REQUEST:
The data below should be restated word for word, with every picture omitted.

DATASET EXTRACT:
--------------------------------------------------
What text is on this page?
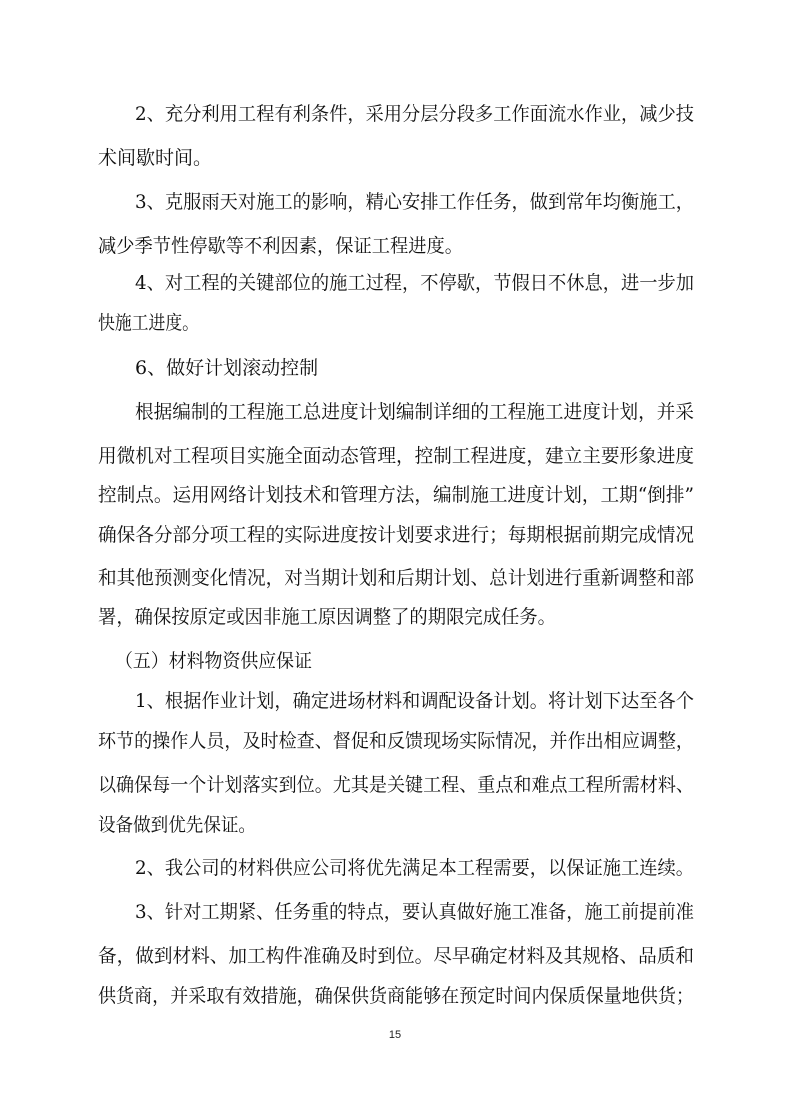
2、充分利用工程有利条件，采用分层分段多工作面流水作业，减少技
术间歇时间。
3、克服雨天对施工的影响，精心安排工作任务，做到常年均衡施工，
减少季节性停歇等不利因素，保证工程进度。
4、对工程的关键部位的施工过程，不停歇，节假日不休息，进一步加
快施工进度。
6、做好计划滚动控制
根据编制的工程施工总进度计划编制详细的工程施工进度计划，并采
用微机对工程项目实施全面动态管理，控制工程进度，建立主要形象进度
控制点。运用网络计划技术和管理方法，编制施工进度计划，工期“倒排”
确保各分部分项工程的实际进度按计划要求进行；每期根据前期完成情况
和其他预测变化情况，对当期计划和后期计划、总计划进行重新调整和部
署，确保按原定或因非施工原因调整了的期限完成任务。
（五）材料物资供应保证
1、根据作业计划，确定进场材料和调配设备计划。将计划下达至各个
环节的操作人员，及时检查、督促和反馈现场实际情况，并作出相应调整，
以确保每一个计划落实到位。尤其是关键工程、重点和难点工程所需材料、
设备做到优先保证。
2、我公司的材料供应公司将优先满足本工程需要，以保证施工连续。
3、针对工期紧、任务重的特点，要认真做好施工准备，施工前提前准
备，做到材料、加工构件准确及时到位。尽早确定材料及其规格、品质和
供货商，并采取有效措施，确保供货商能够在预定时间内保质保量地供货；
15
--------------------------------------------------
THE RESPONSE:
What text is on this page?
2、充分利用工程有利条件，采用分层分段多工作面流水作业，减少技
术间歇时间。
3、克服雨天对施工的影响，精心安排工作任务，做到常年均衡施工，
减少季节性停歇等不利因素，保证工程进度。
4、对工程的关键部位的施工过程，不停歇，节假日不休息，进一步加
快施工进度。
6、做好计划滚动控制
根据编制的工程施工总进度计划编制详细的工程施工进度计划，并采
用微机对工程项目实施全面动态管理，控制工程进度，建立主要形象进度
控制点。运用网络计划技术和管理方法，编制施工进度计划，工期“倒排”
确保各分部分项工程的实际进度按计划要求进行；每期根据前期完成情况
和其他预测变化情况，对当期计划和后期计划、总计划进行重新调整和部
署，确保按原定或因非施工原因调整了的期限完成任务。
（五）材料物资供应保证
1、根据作业计划，确定进场材料和调配设备计划。将计划下达至各个
环节的操作人员，及时检查、督促和反馈现场实际情况，并作出相应调整，
以确保每一个计划落实到位。尤其是关键工程、重点和难点工程所需材料、
设备做到优先保证。
2、我公司的材料供应公司将优先满足本工程需要，以保证施工连续。
3、针对工期紧、任务重的特点，要认真做好施工准备，施工前提前准
备，做到材料、加工构件准确及时到位。尽早确定材料及其规格、品质和
供货商，并采取有效措施，确保供货商能够在预定时间内保质保量地供货；
15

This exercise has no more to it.